─── RECORDS SHOWN ───

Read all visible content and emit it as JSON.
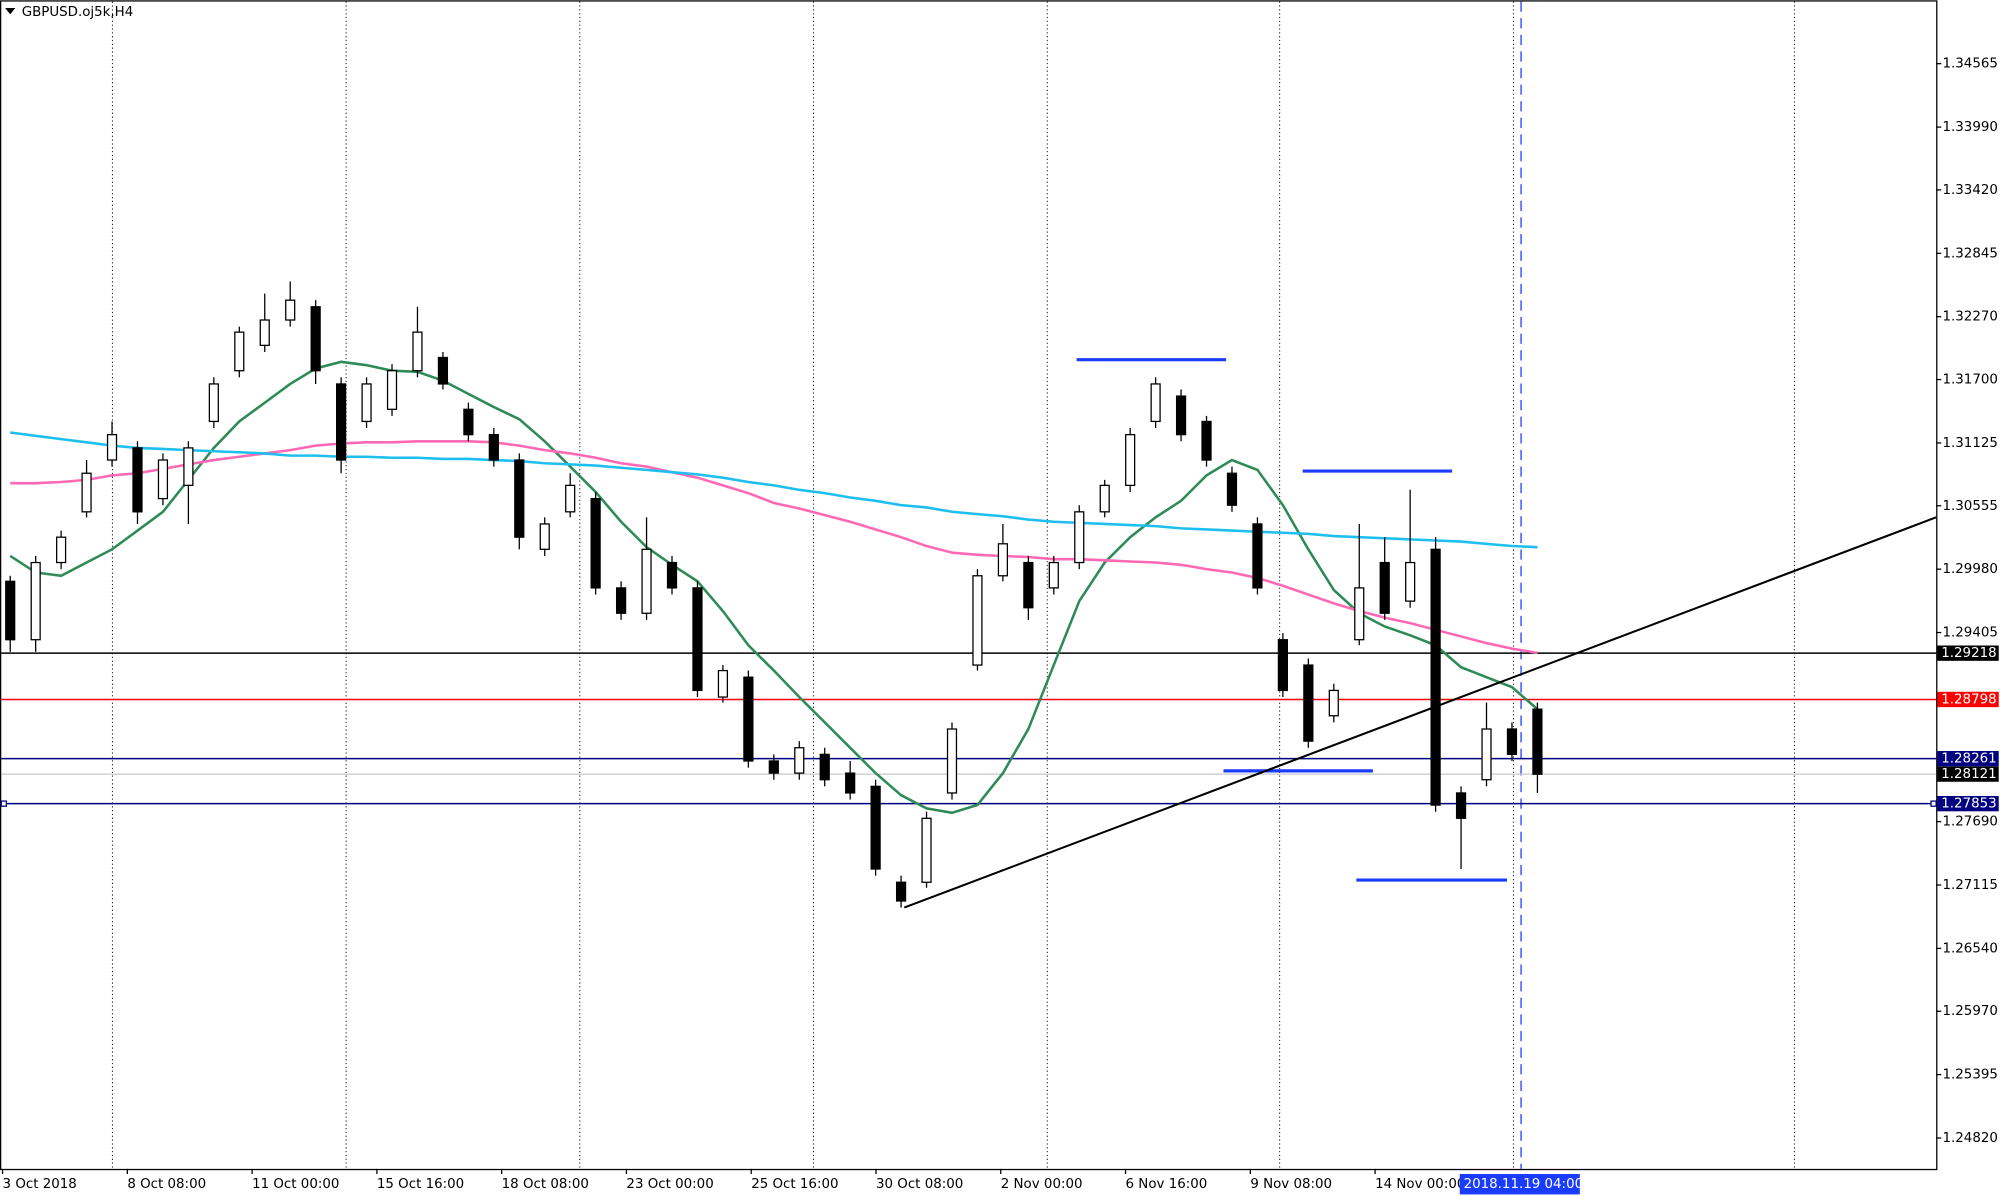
{
  "chart_data": {
    "type": "candlestick",
    "title": "GBPUSD.oj5k,H4",
    "open": [
      1.2987,
      1.2934,
      1.3004,
      1.305,
      1.3097,
      1.3108,
      1.3062,
      1.3074,
      1.3132,
      1.3178,
      1.3201,
      1.3224,
      1.3236,
      1.3166,
      1.3132,
      1.3143,
      1.3178,
      1.319,
      1.3143,
      1.312,
      1.3097,
      1.3016,
      1.305,
      1.3062,
      1.2981,
      1.2958,
      1.3004,
      1.2981,
      1.2882,
      1.29,
      1.2824,
      1.2813,
      1.283,
      1.2813,
      1.2801,
      1.2714,
      1.2714,
      1.2795,
      1.2911,
      1.2992,
      1.3004,
      1.2981,
      1.3004,
      1.305,
      1.3074,
      1.3132,
      1.3155,
      1.3132,
      1.3085,
      1.3039,
      1.2934,
      1.2911,
      1.2865,
      1.2934,
      1.3004,
      1.2969,
      1.3016,
      1.2795,
      1.2807,
      1.2853,
      1.2871
    ],
    "high": [
      1.2992,
      1.301,
      1.3033,
      1.3097,
      1.3132,
      1.3114,
      1.3103,
      1.3114,
      1.3172,
      1.3218,
      1.3248,
      1.3259,
      1.3242,
      1.3172,
      1.3172,
      1.3184,
      1.3236,
      1.3195,
      1.3149,
      1.3126,
      1.3103,
      1.3045,
      1.3085,
      1.3068,
      1.2987,
      1.3045,
      1.301,
      1.2987,
      1.2911,
      1.2906,
      1.283,
      1.2842,
      1.2836,
      1.2824,
      1.2807,
      1.272,
      1.2778,
      1.2859,
      1.2998,
      1.3039,
      1.301,
      1.301,
      1.3056,
      1.3079,
      1.3126,
      1.3172,
      1.3161,
      1.3137,
      1.3091,
      1.3045,
      1.294,
      1.2917,
      1.2894,
      1.3039,
      1.3027,
      1.307,
      1.3027,
      1.2801,
      1.2877,
      1.2859,
      1.2877
    ],
    "low": [
      1.2923,
      1.2923,
      1.2998,
      1.3045,
      1.3091,
      1.3039,
      1.3056,
      1.3039,
      1.3126,
      1.3172,
      1.3195,
      1.3218,
      1.3166,
      1.3085,
      1.3126,
      1.3137,
      1.3172,
      1.3161,
      1.3114,
      1.3091,
      1.3016,
      1.301,
      1.3045,
      1.2975,
      1.2952,
      1.2952,
      1.2975,
      1.2882,
      1.2877,
      1.2818,
      1.2807,
      1.2807,
      1.2801,
      1.2789,
      1.272,
      1.2691,
      1.2709,
      1.2789,
      1.2906,
      1.2987,
      1.2952,
      1.2975,
      1.2998,
      1.3045,
      1.3068,
      1.3126,
      1.3114,
      1.3091,
      1.305,
      1.2975,
      1.2882,
      1.2836,
      1.2859,
      1.2929,
      1.2952,
      1.2963,
      1.2778,
      1.2726,
      1.2801,
      1.2824,
      1.2795
    ],
    "close": [
      1.2934,
      1.3004,
      1.3027,
      1.3085,
      1.312,
      1.305,
      1.3097,
      1.3108,
      1.3166,
      1.3213,
      1.3224,
      1.3242,
      1.3178,
      1.3097,
      1.3166,
      1.3178,
      1.3213,
      1.3166,
      1.312,
      1.3097,
      1.3027,
      1.3039,
      1.3074,
      1.2981,
      1.2958,
      1.3016,
      1.2981,
      1.2888,
      1.2906,
      1.2824,
      1.2813,
      1.2836,
      1.2807,
      1.2795,
      1.2726,
      1.2697,
      1.2772,
      1.2853,
      1.2992,
      1.3021,
      1.2963,
      1.3004,
      1.305,
      1.3074,
      1.312,
      1.3166,
      1.312,
      1.3097,
      1.3056,
      1.2981,
      1.2888,
      1.2842,
      1.2888,
      1.2981,
      1.2958,
      1.3004,
      1.2784,
      1.2772,
      1.2853,
      1.283,
      1.2812
    ],
    "series": [
      {
        "color": "#2e8b57",
        "values": [
          1.301,
          1.2995,
          1.2992,
          1.3004,
          1.3016,
          1.3033,
          1.305,
          1.3079,
          1.3108,
          1.3132,
          1.3149,
          1.3166,
          1.318,
          1.3186,
          1.3183,
          1.3178,
          1.3177,
          1.3169,
          1.3157,
          1.3145,
          1.3134,
          1.3114,
          1.3091,
          1.3068,
          1.3041,
          1.3018,
          1.3002,
          1.2987,
          1.296,
          1.2929,
          1.2906,
          1.2882,
          1.2859,
          1.2836,
          1.2813,
          1.2793,
          1.2781,
          1.2777,
          1.2784,
          1.2813,
          1.2853,
          1.2911,
          1.2969,
          1.3004,
          1.3027,
          1.3045,
          1.306,
          1.3083,
          1.3097,
          1.3088,
          1.3056,
          1.3016,
          1.2979,
          1.2958,
          1.2946,
          1.2938,
          1.2929,
          1.2909,
          1.29,
          1.2891,
          1.2871
        ]
      },
      {
        "color": "#ff69b4",
        "values": [
          1.3076,
          1.3076,
          1.3077,
          1.3079,
          1.3083,
          1.3085,
          1.3089,
          1.3093,
          1.3097,
          1.31,
          1.3103,
          1.3106,
          1.311,
          1.3112,
          1.3113,
          1.3113,
          1.3114,
          1.3114,
          1.3114,
          1.3113,
          1.311,
          1.3106,
          1.3103,
          1.3099,
          1.3094,
          1.3091,
          1.3086,
          1.3081,
          1.3074,
          1.3067,
          1.3058,
          1.3053,
          1.3047,
          1.3041,
          1.3034,
          1.3027,
          1.3019,
          1.3013,
          1.3011,
          1.301,
          1.3009,
          1.3007,
          1.3007,
          1.3006,
          1.3005,
          1.3004,
          1.3002,
          1.2998,
          1.2995,
          1.299,
          1.2983,
          1.2975,
          1.2967,
          1.296,
          1.2954,
          1.2949,
          1.2943,
          1.2937,
          1.2931,
          1.2926,
          1.2922
        ]
      },
      {
        "color": "#1ebfef",
        "values": [
          1.3122,
          1.3119,
          1.3116,
          1.3113,
          1.311,
          1.3108,
          1.3107,
          1.3106,
          1.3105,
          1.3104,
          1.3103,
          1.3101,
          1.3101,
          1.31,
          1.31,
          1.3099,
          1.3099,
          1.3098,
          1.3098,
          1.3097,
          1.3096,
          1.3094,
          1.3093,
          1.3092,
          1.309,
          1.3088,
          1.3086,
          1.3084,
          1.3081,
          1.3077,
          1.3074,
          1.307,
          1.3067,
          1.3063,
          1.306,
          1.3056,
          1.3054,
          1.305,
          1.3048,
          1.3046,
          1.3043,
          1.3041,
          1.304,
          1.3039,
          1.3038,
          1.3037,
          1.3035,
          1.3034,
          1.3033,
          1.3032,
          1.3031,
          1.303,
          1.3028,
          1.3027,
          1.3026,
          1.3025,
          1.3024,
          1.3023,
          1.3021,
          1.3019,
          1.3018
        ]
      }
    ],
    "ylim": [
      1.2454,
      1.3514
    ],
    "yticks": [
      1.34565,
      {
        "value": 1.3399,
        "label": "1.33990"
      },
      {
        "value": 1.3342,
        "label": "1.33420"
      },
      1.32845,
      {
        "value": 1.3227,
        "label": "1.32270"
      },
      {
        "value": 1.317,
        "label": "1.31700"
      },
      1.31125,
      1.30555,
      {
        "value": 1.2998,
        "label": "1.29980"
      },
      1.29405,
      {
        "value": 1.2769,
        "label": "1.27690"
      },
      1.27115,
      {
        "value": 1.2654,
        "label": "1.26540"
      },
      {
        "value": 1.2597,
        "label": "1.25970"
      },
      1.25395,
      {
        "value": 1.2482,
        "label": "1.24820"
      }
    ],
    "x_labels": [
      "3 Oct 2018",
      "8 Oct 08:00",
      "11 Oct 00:00",
      "15 Oct 16:00",
      "18 Oct 08:00",
      "23 Oct 00:00",
      "25 Oct 16:00",
      "30 Oct 08:00",
      "2 Nov 00:00",
      "6 Nov 16:00",
      "9 Nov 08:00",
      "14 Nov 00:00"
    ],
    "cursor_label": "2018.11.19 04:00",
    "price_lines": [
      {
        "value": 1.29218,
        "color": "#000000"
      },
      {
        "value": 1.28798,
        "color": "#ff0000"
      },
      {
        "value": 1.28261,
        "color": "#000080"
      },
      {
        "value": 1.28121,
        "color": "#000000"
      },
      {
        "value": 1.27853,
        "color": "#000080"
      }
    ],
    "levels": [
      1.3188,
      1.3087,
      1.2815,
      1.2716
    ],
    "trendline": [
      1.2691,
      1.3045
    ]
  }
}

───

→ **TASK PROMPT**: Tally the lines of the data that hold the string "color". Answer with the number and nothing more.

→ **OUTPUT BELOW**: 8